>> Begin
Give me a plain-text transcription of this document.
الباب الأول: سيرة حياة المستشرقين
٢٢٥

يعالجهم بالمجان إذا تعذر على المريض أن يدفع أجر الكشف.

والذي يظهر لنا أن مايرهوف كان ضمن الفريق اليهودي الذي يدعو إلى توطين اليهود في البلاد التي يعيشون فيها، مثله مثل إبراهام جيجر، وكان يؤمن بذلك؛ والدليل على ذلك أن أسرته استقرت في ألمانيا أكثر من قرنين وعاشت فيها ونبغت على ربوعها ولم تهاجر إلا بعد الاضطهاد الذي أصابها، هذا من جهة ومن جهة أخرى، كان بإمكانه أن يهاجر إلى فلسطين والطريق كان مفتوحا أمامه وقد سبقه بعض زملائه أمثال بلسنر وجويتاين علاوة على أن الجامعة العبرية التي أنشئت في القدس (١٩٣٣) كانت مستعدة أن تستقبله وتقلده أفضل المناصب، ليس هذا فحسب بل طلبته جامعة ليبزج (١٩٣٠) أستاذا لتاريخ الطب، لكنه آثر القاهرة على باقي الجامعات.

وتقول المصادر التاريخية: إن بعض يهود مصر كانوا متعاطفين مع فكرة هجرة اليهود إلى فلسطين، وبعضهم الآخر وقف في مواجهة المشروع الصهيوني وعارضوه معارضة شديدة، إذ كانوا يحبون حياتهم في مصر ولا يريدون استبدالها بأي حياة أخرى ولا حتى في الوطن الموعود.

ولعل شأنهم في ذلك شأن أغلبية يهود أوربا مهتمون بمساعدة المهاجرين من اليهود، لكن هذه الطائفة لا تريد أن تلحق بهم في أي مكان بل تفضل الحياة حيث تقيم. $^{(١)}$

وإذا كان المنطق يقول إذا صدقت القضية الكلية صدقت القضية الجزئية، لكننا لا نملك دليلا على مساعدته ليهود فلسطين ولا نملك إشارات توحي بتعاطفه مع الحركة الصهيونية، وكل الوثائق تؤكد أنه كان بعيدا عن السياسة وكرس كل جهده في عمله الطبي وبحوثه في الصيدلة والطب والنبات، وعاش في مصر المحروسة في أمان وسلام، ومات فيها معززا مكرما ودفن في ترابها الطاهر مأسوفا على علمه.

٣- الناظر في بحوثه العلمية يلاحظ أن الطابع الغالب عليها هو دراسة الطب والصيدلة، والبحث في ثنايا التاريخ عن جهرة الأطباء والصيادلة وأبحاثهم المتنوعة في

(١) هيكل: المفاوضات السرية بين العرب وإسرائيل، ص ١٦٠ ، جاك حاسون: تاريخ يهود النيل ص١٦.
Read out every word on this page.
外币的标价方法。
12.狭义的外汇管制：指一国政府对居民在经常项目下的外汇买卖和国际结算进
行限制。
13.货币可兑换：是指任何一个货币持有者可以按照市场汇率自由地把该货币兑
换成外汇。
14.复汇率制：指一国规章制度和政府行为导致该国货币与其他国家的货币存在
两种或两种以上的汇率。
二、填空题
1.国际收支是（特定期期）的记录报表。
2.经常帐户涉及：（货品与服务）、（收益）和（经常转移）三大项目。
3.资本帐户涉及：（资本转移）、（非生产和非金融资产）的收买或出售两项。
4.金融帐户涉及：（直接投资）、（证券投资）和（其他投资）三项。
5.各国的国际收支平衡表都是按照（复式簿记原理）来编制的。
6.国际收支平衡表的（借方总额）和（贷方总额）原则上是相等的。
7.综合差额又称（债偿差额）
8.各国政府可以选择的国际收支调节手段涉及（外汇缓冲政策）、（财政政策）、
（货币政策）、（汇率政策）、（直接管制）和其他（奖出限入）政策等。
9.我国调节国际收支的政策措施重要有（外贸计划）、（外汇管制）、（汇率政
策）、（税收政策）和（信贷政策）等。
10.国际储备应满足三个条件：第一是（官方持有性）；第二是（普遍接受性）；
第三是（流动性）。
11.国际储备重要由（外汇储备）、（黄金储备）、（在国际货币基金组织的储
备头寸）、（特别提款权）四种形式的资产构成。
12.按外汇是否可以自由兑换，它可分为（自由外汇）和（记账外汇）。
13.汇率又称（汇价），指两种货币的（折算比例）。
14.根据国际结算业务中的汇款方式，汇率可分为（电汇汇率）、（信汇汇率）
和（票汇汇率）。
>> End
-- DO THIS --
Write out the full listing exactly as given.

-- RESULT OF THE TASK --
Give me a plain-text transcription of this document.
الباب الأول: سيرة حياة المستشرقين
٢٢٥

يعالجهم بالمجان إذا تعذر على المريض أن يدفع أجر الكشف.

والذي يظهر لنا أن مايرهوف كان ضمن الفريق اليهودي الذي يدعو إلى توطين اليهود في البلاد التي يعيشون فيها، مثله مثل إبراهام جيجر، وكان يؤمن بذلك؛ والدليل على ذلك أن أسرته استقرت في ألمانيا أكثر من قرنين وعاشت فيها ونبغت على ربوعها ولم تهاجر إلا بعد الاضطهاد الذي أصابها، هذا من جهة ومن جهة أخرى، كان بإمكانه أن يهاجر إلى فلسطين والطريق كان مفتوحا أمامه وقد سبقه بعض زملائه أمثال بلسنر وجويتاين علاوة على أن الجامعة العبرية التي أنشئت في القدس (١٩٣٣) كانت مستعدة أن تستقبله وتقلده أفضل المناصب، ليس هذا فحسب بل طلبته جامعة ليبزج (١٩٣٠) أستاذا لتاريخ الطب، لكنه آثر القاهرة على باقي الجامعات.

وتقول المصادر التاريخية: إن بعض يهود مصر كانوا متعاطفين مع فكرة هجرة اليهود إلى فلسطين، وبعضهم الآخر وقف في مواجهة المشروع الصهيوني وعارضوه معارضة شديدة، إذ كانوا يحبون حياتهم في مصر ولا يريدون استبدالها بأي حياة أخرى ولا حتى في الوطن الموعود.

ولعل شأنهم في ذلك شأن أغلبية يهود أوربا مهتمون بمساعدة المهاجرين من اليهود، لكن هذه الطائفة لا تريد أن تلحق بهم في أي مكان بل تفضل الحياة حيث تقيم. $^{(١)}$

وإذا كان المنطق يقول إذا صدقت القضية الكلية صدقت القضية الجزئية، لكننا لا نملك دليلا على مساعدته ليهود فلسطين ولا نملك إشارات توحي بتعاطفه مع الحركة الصهيونية، وكل الوثائق تؤكد أنه كان بعيدا عن السياسة وكرس كل جهده في عمله الطبي وبحوثه في الصيدلة والطب والنبات، وعاش في مصر المحروسة في أمان وسلام، ومات فيها معززا مكرما ودفن في ترابها الطاهر مأسوفا على علمه.

٣- الناظر في بحوثه العلمية يلاحظ أن الطابع الغالب عليها هو دراسة الطب والصيدلة، والبحث في ثنايا التاريخ عن جهرة الأطباء والصيادلة وأبحاثهم المتنوعة في

(١) هيكل: المفاوضات السرية بين العرب وإسرائيل، ص ١٦٠ ، جاك حاسون: تاريخ يهود النيل ص١٦.
Read out every word on this page.
外币的标价方法。
12.狭义的外汇管制：指一国政府对居民在经常项目下的外汇买卖和国际结算进
行限制。
13.货币可兑换：是指任何一个货币持有者可以按照市场汇率自由地把该货币兑
换成外汇。
14.复汇率制：指一国规章制度和政府行为导致该国货币与其他国家的货币存在
两种或两种以上的汇率。
二、填空题
1.国际收支是（特定期期）的记录报表。
2.经常帐户涉及：（货品与服务）、（收益）和（经常转移）三大项目。
3.资本帐户涉及：（资本转移）、（非生产和非金融资产）的收买或出售两项。
4.金融帐户涉及：（直接投资）、（证券投资）和（其他投资）三项。
5.各国的国际收支平衡表都是按照（复式簿记原理）来编制的。
6.国际收支平衡表的（借方总额）和（贷方总额）原则上是相等的。
7.综合差额又称（债偿差额）
8.各国政府可以选择的国际收支调节手段涉及（外汇缓冲政策）、（财政政策）、
（货币政策）、（汇率政策）、（直接管制）和其他（奖出限入）政策等。
9.我国调节国际收支的政策措施重要有（外贸计划）、（外汇管制）、（汇率政
策）、（税收政策）和（信贷政策）等。
10.国际储备应满足三个条件：第一是（官方持有性）；第二是（普遍接受性）；
第三是（流动性）。
11.国际储备重要由（外汇储备）、（黄金储备）、（在国际货币基金组织的储
备头寸）、（特别提款权）四种形式的资产构成。
12.按外汇是否可以自由兑换，它可分为（自由外汇）和（记账外汇）。
13.汇率又称（汇价），指两种货币的（折算比例）。
14.根据国际结算业务中的汇款方式，汇率可分为（电汇汇率）、（信汇汇率）
和（票汇汇率）。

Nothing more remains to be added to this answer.